(Recorded data)
━━━━━━━━
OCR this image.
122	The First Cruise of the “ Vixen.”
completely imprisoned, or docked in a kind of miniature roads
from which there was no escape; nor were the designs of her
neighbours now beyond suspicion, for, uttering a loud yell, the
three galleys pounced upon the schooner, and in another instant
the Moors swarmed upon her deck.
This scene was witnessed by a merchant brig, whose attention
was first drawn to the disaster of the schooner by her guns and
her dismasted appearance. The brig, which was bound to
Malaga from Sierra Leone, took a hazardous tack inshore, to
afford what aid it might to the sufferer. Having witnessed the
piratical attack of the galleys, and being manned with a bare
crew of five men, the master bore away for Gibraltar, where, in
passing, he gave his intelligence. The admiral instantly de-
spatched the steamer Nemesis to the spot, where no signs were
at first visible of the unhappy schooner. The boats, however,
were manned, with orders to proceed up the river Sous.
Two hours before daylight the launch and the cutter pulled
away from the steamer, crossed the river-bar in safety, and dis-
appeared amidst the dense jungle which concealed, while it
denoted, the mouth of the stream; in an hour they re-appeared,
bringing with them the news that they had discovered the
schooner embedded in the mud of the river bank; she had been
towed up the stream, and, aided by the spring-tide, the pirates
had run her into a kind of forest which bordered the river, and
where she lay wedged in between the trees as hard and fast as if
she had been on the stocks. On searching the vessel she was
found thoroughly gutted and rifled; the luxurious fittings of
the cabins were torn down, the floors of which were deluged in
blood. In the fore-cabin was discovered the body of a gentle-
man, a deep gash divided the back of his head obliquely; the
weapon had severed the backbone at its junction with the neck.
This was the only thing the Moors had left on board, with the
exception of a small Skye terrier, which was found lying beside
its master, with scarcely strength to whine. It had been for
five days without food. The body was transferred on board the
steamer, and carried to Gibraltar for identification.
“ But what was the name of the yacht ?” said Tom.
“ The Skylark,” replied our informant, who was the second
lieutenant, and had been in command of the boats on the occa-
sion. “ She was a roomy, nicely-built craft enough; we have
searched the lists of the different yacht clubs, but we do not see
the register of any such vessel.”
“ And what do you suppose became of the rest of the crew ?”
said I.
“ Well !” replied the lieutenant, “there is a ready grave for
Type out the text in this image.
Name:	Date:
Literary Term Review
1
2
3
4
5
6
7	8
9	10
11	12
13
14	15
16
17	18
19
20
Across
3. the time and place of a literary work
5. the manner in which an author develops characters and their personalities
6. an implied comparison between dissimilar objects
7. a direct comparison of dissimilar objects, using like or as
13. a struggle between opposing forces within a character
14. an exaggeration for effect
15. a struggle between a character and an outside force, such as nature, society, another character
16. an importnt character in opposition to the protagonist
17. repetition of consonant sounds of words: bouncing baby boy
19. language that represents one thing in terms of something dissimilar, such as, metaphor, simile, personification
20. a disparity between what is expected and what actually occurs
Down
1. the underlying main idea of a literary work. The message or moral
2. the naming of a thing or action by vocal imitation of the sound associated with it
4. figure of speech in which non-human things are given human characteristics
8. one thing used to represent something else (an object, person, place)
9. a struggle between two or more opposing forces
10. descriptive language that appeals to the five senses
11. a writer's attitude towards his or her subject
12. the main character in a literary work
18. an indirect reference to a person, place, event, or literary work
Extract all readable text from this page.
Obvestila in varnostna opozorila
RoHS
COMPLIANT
━━━━━━━━
**EXERCISE OBJECTIVE:** Print the material above once more, exactly.

**TASK ANSWER:**
OCR this image.
122	The First Cruise of the “ Vixen.”
completely imprisoned, or docked in a kind of miniature roads
from which there was no escape; nor were the designs of her
neighbours now beyond suspicion, for, uttering a loud yell, the
three galleys pounced upon the schooner, and in another instant
the Moors swarmed upon her deck.
This scene was witnessed by a merchant brig, whose attention
was first drawn to the disaster of the schooner by her guns and
her dismasted appearance. The brig, which was bound to
Malaga from Sierra Leone, took a hazardous tack inshore, to
afford what aid it might to the sufferer. Having witnessed the
piratical attack of the galleys, and being manned with a bare
crew of five men, the master bore away for Gibraltar, where, in
passing, he gave his intelligence. The admiral instantly de-
spatched the steamer Nemesis to the spot, where no signs were
at first visible of the unhappy schooner. The boats, however,
were manned, with orders to proceed up the river Sous.
Two hours before daylight the launch and the cutter pulled
away from the steamer, crossed the river-bar in safety, and dis-
appeared amidst the dense jungle which concealed, while it
denoted, the mouth of the stream; in an hour they re-appeared,
bringing with them the news that they had discovered the
schooner embedded in the mud of the river bank; she had been
towed up the stream, and, aided by the spring-tide, the pirates
had run her into a kind of forest which bordered the river, and
where she lay wedged in between the trees as hard and fast as if
she had been on the stocks. On searching the vessel she was
found thoroughly gutted and rifled; the luxurious fittings of
the cabins were torn down, the floors of which were deluged in
blood. In the fore-cabin was discovered the body of a gentle-
man, a deep gash divided the back of his head obliquely; the
weapon had severed the backbone at its junction with the neck.
This was the only thing the Moors had left on board, with the
exception of a small Skye terrier, which was found lying beside
its master, with scarcely strength to whine. It had been for
five days without food. The body was transferred on board the
steamer, and carried to Gibraltar for identification.
“ But what was the name of the yacht ?” said Tom.
“ The Skylark,” replied our informant, who was the second
lieutenant, and had been in command of the boats on the occa-
sion. “ She was a roomy, nicely-built craft enough; we have
searched the lists of the different yacht clubs, but we do not see
the register of any such vessel.”
“ And what do you suppose became of the rest of the crew ?”
said I.
“ Well !” replied the lieutenant, “there is a ready grave for
Type out the text in this image.
Name:	Date:
Literary Term Review
1
2
3
4
5
6
7	8
9	10
11	12
13
14	15
16
17	18
19
20
Across
3. the time and place of a literary work
5. the manner in which an author develops characters and their personalities
6. an implied comparison between dissimilar objects
7. a direct comparison of dissimilar objects, using like or as
13. a struggle between opposing forces within a character
14. an exaggeration for effect
15. a struggle between a character and an outside force, such as nature, society, another character
16. an importnt character in opposition to the protagonist
17. repetition of consonant sounds of words: bouncing baby boy
19. language that represents one thing in terms of something dissimilar, such as, metaphor, simile, personification
20. a disparity between what is expected and what actually occurs
Down
1. the underlying main idea of a literary work. The message or moral
2. the naming of a thing or action by vocal imitation of the sound associated with it
4. figure of speech in which non-human things are given human characteristics
8. one thing used to represent something else (an object, person, place)
9. a struggle between two or more opposing forces
10. descriptive language that appeals to the five senses
11. a writer's attitude towards his or her subject
12. the main character in a literary work
18. an indirect reference to a person, place, event, or literary work
Extract all readable text from this page.
Obvestila in varnostna opozorila
RoHS
COMPLIANT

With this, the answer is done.